Transcribed document page entries:
/---

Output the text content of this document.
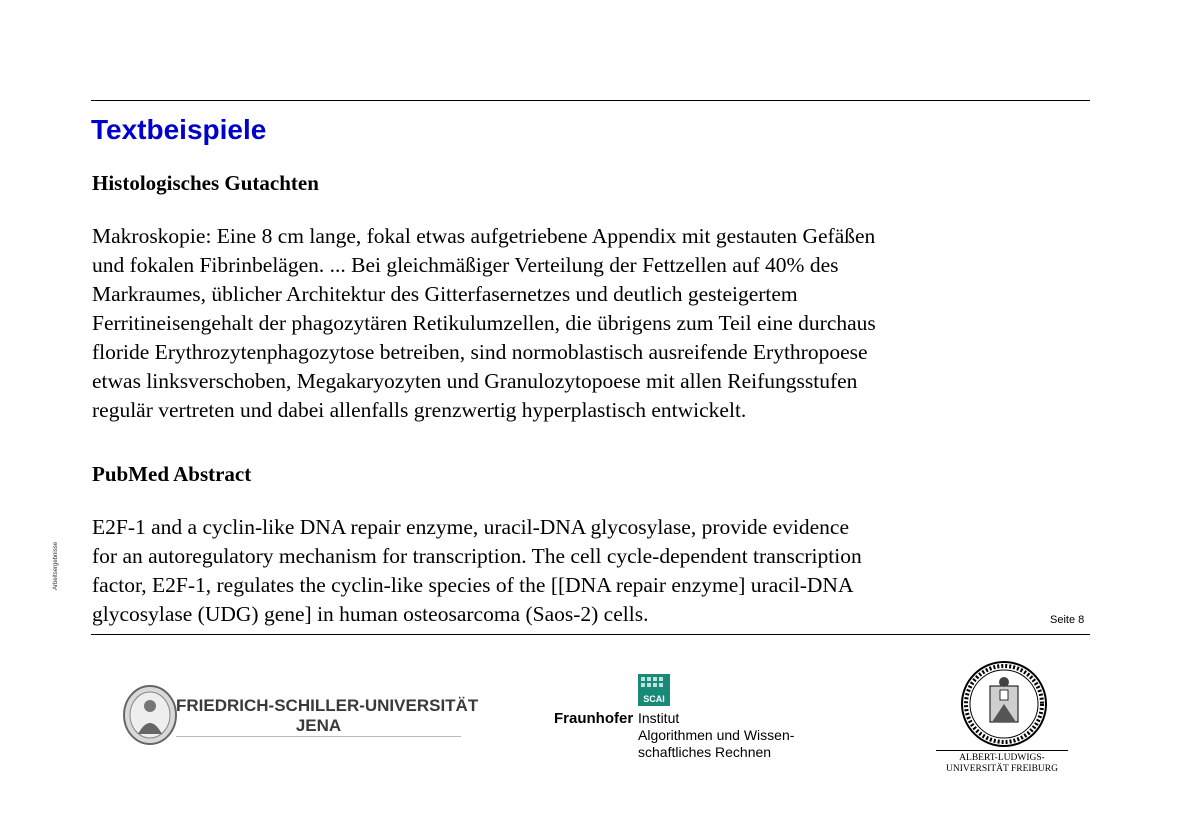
Textbeispiele
Histologisches Gutachten
Makroskopie: Eine 8 cm lange, fokal etwas aufgetriebene Appendix mit gestauten Gefäßen
und fokalen Fibrinbelägen. ... Bei gleichmäßiger Verteilung der Fettzellen auf 40% des
Markraumes, üblicher Architektur des Gitterfasernetzes und deutlich gesteigertem
Ferritineisengehalt der phagozytären Retikulumzellen, die übrigens zum Teil eine durchaus
floride Erythrozytenphagozytose betreiben, sind normoblastisch ausreifende Erythropoese
etwas linksverschoben, Megakaryozyten und Granulozytopoese mit allen Reifungsstufen
regulär vertreten und dabei allenfalls grenzwertig hyperplastisch entwickelt.
PubMed Abstract
E2F-1 and a cyclin-like DNA repair enzyme, uracil-DNA glycosylase, provide evidence
for an autoregulatory mechanism for transcription. The cell cycle-dependent transcription
factor, E2F-1, regulates the cyclin-like species of the [[DNA repair enzyme] uracil-DNA
glycosylase (UDG) gene] in human osteosarcoma (Saos-2) cells.
Arbeitsergebnisse
Seite 8
FRIEDRICH-SCHILLER-UNIVERSITÄT
JENA
SCAI
Fraunhofer Institut
Algorithmen und Wissen-
schaftliches Rechnen	ALBERT-LUDWIGS-
UNIVERSITÄT FREIBURG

\---

:: Your instructions ::
Among the records, find the lines that contain "repair" and copy each of them.

:: The answer ::
E2F-1 and a cyclin-like DNA repair enzyme, uracil-DNA glycosylase, provide evidence
factor, E2F-1, regulates the cyclin-like species of the [[DNA repair enzyme] uracil-DNA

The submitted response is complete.